(Data entries)
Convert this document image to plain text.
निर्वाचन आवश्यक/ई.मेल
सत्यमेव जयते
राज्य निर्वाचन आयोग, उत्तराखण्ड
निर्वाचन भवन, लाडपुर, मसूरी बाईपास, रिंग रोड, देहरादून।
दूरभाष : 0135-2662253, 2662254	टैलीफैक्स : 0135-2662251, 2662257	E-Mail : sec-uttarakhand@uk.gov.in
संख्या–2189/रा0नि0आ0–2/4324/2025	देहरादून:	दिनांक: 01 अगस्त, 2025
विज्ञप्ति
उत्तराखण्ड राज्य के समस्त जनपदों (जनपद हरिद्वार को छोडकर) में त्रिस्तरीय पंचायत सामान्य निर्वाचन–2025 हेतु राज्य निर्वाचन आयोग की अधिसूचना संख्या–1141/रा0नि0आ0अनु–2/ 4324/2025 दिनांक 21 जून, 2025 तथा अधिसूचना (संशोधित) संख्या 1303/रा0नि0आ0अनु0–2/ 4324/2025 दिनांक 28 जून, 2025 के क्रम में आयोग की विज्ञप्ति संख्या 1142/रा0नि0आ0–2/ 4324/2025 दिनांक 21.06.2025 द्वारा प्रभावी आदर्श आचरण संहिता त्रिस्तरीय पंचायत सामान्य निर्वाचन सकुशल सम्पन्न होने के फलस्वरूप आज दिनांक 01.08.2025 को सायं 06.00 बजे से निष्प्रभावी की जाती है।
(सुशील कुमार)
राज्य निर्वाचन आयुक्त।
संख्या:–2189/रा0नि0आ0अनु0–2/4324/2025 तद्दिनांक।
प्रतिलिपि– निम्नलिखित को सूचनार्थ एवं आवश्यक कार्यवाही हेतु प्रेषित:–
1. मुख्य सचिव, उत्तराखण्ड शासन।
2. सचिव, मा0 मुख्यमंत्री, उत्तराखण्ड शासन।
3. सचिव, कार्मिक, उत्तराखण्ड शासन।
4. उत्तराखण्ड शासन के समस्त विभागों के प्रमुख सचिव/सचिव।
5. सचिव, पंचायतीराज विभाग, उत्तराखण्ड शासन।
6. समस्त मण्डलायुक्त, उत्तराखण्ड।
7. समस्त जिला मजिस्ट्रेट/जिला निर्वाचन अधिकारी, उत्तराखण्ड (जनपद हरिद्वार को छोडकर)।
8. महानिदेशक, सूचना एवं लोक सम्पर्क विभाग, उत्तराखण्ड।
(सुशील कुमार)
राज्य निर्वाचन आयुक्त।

The exercise
Return each line where "जनपद" shows up.

Task answer
उत्तराखण्ड राज्य के समस्त जनपदों (जनपद हरिद्वार को छोडकर) में त्रिस्तरीय पंचायत सामान्य निर्वाचन–2025 हेतु राज्य निर्वाचन आयोग की अधिसूचना संख्या–1141/रा0नि0आ0अनु–2/ 4324/2025 दिनांक 21 जून, 2025 तथा अधिसूचना (संशोधित) संख्या 1303/रा0नि0आ0अनु0–2/ 4324/2025 दिनांक 28 जून, 2025 के क्रम में आयोग की विज्ञप्ति संख्या 1142/रा0नि0आ0–2/ 4324/2025 दिनांक 21.06.2025 द्वारा प्रभावी आदर्श आचरण संहिता त्रिस्तरीय पंचायत सामान्य निर्वाचन सकुशल सम्पन्न होने के फलस्वरूप आज दिनांक 01.08.2025 को सायं 06.00 बजे से निष्प्रभावी की जाती है।
7. समस्त जिला मजिस्ट्रेट/जिला निर्वाचन अधिकारी, उत्तराखण्ड (जनपद हरिद्वार को छोडकर)।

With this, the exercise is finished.